(Records from a data collection)
----

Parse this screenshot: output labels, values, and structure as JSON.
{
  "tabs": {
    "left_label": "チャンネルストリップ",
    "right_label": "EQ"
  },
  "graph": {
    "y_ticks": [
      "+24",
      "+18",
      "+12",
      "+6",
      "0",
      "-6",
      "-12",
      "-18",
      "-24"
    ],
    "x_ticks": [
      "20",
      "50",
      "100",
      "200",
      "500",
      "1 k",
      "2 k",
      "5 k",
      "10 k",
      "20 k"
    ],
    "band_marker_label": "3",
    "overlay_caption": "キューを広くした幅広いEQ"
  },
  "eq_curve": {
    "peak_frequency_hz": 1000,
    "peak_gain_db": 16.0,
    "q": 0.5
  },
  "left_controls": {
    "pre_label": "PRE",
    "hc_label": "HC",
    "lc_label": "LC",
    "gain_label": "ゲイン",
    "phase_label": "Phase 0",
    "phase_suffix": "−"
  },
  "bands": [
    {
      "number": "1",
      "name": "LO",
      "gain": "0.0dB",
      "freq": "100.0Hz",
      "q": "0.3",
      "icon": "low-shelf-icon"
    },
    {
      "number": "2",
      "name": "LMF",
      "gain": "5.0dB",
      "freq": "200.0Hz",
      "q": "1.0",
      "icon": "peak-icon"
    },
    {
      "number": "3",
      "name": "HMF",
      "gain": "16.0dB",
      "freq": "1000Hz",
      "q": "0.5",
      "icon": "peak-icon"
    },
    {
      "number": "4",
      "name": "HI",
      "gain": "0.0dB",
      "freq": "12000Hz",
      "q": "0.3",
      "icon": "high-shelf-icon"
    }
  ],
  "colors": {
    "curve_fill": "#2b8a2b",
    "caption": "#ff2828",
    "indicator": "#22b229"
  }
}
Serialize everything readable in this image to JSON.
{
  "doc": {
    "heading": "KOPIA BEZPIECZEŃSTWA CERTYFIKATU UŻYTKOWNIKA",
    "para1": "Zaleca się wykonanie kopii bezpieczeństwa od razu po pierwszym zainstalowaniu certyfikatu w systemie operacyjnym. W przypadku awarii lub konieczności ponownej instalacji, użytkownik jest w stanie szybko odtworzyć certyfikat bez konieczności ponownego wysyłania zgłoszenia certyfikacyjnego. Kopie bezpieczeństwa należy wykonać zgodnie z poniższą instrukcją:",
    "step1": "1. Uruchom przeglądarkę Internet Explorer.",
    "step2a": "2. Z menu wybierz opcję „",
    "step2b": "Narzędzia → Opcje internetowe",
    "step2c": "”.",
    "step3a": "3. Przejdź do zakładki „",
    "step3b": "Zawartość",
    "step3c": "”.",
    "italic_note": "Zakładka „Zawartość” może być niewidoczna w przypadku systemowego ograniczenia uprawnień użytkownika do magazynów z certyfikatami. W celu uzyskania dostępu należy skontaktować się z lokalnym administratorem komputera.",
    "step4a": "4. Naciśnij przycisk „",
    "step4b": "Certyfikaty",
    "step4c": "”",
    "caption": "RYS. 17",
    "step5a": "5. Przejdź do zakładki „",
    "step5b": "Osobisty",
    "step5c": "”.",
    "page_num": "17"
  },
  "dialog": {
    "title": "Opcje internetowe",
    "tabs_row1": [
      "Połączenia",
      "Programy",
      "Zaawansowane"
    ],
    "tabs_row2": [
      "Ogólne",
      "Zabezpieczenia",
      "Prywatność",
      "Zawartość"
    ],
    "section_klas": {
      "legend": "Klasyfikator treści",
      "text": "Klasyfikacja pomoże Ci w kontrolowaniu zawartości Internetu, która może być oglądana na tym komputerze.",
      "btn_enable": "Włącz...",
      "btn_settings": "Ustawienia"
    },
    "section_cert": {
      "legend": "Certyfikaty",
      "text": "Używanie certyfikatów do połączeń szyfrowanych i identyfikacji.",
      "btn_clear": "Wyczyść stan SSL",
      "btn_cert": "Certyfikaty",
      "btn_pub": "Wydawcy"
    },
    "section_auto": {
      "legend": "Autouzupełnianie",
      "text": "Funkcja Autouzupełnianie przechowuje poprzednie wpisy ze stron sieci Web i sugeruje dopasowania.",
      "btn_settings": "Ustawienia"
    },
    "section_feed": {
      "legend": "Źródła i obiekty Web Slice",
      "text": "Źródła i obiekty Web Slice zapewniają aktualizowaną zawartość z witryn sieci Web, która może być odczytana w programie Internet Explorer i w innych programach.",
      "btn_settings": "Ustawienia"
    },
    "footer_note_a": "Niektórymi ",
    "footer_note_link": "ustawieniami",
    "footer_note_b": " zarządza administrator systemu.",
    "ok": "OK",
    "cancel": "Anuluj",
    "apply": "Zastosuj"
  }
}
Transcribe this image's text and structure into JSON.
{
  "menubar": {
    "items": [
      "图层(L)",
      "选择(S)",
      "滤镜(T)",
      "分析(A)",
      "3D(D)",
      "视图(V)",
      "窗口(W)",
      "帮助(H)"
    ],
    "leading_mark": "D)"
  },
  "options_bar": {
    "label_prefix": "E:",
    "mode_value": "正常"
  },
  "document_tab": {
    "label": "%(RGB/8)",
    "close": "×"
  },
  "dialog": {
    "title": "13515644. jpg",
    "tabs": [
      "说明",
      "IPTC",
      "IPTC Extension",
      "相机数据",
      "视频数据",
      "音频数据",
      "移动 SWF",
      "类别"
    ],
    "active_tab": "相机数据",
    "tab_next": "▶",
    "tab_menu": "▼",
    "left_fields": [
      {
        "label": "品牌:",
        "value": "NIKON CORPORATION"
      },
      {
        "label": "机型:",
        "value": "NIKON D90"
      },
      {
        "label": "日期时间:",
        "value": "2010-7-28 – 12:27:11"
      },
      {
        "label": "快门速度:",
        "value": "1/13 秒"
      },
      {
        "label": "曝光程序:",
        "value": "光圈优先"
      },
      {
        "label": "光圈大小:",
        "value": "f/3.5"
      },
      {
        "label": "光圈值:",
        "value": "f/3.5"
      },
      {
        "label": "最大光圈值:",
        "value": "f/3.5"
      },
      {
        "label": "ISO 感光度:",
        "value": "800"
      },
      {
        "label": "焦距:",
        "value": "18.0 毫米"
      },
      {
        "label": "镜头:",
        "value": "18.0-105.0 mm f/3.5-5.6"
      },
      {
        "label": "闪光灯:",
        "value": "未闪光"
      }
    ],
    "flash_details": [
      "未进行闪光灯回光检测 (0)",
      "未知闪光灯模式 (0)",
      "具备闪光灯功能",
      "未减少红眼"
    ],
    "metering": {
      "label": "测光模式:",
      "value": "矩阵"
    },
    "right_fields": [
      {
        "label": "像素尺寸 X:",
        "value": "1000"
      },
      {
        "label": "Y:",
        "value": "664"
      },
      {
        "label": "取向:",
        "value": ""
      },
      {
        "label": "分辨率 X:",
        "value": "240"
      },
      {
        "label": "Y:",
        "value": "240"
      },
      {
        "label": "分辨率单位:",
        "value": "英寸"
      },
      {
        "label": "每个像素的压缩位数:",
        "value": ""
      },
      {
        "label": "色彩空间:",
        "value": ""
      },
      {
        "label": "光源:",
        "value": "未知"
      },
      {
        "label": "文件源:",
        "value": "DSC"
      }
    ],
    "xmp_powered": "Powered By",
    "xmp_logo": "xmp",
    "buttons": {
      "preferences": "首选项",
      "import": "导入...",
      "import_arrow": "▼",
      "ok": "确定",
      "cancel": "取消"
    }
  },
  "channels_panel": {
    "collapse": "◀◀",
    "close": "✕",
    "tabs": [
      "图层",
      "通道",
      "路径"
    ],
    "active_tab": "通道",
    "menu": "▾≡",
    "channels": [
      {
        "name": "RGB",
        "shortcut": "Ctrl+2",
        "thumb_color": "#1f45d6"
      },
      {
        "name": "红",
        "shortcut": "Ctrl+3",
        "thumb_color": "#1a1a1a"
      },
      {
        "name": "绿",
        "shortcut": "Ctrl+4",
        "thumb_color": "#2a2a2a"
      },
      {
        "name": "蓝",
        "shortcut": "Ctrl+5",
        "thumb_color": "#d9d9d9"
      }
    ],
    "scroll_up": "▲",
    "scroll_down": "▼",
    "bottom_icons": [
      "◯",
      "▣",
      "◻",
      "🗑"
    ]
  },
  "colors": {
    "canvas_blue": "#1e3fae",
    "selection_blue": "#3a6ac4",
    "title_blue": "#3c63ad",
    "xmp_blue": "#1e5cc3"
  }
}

----

The problem
Gather from the data above every line with the string "Slice".

Correct response
      "legend": "Źródła i obiekty Web Slice",
      "text": "Źródła i obiekty Web Slice zapewniają aktualizowaną zawartość z witryn sieci Web, która może być odczytana w programie Internet Explorer i w innych programach.",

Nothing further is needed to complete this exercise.